**** TASK INPUT ****

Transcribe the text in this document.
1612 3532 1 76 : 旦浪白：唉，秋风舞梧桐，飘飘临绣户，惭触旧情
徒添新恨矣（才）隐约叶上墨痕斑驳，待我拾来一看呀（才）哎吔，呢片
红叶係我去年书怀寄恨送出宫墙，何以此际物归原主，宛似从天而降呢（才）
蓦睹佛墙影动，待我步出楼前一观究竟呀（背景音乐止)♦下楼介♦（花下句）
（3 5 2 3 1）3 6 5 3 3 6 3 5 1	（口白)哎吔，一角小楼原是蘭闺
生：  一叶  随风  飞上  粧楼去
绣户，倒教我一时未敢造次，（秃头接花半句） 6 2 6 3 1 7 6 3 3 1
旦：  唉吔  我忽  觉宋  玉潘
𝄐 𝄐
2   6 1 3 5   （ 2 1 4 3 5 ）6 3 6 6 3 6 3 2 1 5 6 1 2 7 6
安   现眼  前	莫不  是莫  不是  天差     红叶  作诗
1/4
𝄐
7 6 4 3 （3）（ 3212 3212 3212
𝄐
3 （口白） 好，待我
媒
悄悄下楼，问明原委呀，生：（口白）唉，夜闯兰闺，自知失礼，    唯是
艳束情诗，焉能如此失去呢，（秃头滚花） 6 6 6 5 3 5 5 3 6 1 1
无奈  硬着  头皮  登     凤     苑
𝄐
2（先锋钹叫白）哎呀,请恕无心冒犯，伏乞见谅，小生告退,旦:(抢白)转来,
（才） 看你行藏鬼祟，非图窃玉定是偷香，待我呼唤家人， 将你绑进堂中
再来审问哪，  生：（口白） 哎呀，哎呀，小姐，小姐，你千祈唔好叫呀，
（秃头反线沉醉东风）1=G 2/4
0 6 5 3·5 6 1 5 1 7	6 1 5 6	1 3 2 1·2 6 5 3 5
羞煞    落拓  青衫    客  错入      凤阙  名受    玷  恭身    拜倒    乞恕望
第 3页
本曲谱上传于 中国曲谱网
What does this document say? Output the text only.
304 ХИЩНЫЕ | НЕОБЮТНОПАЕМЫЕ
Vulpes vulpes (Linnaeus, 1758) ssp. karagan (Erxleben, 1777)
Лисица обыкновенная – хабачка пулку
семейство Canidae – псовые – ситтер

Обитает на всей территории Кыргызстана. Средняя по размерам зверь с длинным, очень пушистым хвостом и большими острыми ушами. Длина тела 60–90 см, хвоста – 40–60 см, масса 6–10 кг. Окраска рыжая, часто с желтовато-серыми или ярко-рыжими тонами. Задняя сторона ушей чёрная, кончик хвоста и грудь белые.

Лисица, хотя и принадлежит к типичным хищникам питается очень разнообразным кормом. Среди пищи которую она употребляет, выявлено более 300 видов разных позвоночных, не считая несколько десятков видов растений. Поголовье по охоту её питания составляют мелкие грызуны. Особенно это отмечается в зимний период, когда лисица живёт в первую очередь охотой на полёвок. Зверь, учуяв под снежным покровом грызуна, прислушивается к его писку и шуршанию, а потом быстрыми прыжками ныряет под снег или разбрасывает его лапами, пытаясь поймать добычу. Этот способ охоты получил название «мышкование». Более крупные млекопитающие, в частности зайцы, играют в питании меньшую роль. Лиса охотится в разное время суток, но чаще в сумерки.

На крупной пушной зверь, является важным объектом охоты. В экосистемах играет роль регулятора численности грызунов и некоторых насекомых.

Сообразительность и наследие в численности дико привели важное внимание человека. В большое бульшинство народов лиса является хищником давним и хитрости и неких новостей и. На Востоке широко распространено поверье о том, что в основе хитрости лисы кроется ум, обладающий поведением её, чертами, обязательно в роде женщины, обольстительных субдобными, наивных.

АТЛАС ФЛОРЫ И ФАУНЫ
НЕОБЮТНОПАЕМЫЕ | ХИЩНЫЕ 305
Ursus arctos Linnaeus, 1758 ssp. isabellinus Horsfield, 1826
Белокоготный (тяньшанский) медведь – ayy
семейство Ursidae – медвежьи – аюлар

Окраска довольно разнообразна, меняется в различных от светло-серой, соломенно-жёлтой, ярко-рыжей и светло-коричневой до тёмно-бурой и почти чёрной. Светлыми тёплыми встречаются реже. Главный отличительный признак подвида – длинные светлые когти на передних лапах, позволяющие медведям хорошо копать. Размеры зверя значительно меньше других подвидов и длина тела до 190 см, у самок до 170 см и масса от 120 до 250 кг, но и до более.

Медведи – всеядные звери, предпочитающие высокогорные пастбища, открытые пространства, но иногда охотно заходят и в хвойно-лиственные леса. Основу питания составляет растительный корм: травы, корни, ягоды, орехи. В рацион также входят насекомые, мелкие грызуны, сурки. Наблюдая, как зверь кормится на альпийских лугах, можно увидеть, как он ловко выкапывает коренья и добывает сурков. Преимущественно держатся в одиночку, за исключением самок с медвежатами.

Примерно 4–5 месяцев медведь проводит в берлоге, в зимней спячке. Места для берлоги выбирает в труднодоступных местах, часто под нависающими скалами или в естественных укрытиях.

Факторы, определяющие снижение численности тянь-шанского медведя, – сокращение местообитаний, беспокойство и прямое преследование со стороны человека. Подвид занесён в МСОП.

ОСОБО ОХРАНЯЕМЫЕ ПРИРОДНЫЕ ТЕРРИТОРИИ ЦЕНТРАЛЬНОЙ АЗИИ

****
**** TASK INPUT ****

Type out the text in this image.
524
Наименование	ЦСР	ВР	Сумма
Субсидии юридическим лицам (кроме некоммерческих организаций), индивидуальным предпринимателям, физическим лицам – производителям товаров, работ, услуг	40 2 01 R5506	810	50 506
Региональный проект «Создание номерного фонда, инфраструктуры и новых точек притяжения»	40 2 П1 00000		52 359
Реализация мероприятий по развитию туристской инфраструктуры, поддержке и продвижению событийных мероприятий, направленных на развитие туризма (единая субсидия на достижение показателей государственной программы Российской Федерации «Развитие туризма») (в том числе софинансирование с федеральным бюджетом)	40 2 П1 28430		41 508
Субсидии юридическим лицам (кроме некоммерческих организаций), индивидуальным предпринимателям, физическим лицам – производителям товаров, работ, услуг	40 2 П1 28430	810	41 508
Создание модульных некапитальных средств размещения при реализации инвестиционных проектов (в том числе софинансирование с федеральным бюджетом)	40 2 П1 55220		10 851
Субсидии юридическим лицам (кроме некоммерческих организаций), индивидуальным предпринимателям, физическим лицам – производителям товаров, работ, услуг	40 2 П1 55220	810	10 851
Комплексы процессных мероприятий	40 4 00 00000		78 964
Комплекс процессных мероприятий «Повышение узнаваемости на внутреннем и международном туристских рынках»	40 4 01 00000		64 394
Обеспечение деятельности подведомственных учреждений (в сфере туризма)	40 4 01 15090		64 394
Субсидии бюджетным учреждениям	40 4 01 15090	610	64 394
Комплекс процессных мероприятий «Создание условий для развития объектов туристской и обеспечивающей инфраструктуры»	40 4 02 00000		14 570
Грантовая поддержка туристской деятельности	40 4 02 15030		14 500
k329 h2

****

#### YOUR INSTRUCTIONS
Each line that holds the word "НЕОБЮТНОПАЕМЫЕ" should be extracted from the records.

#### SOLUTION FOR THIS EXERCISE
304 ХИЩНЫЕ | НЕОБЮТНОПАЕМЫЕ
НЕОБЮТНОПАЕМЫЕ | ХИЩНЫЕ 305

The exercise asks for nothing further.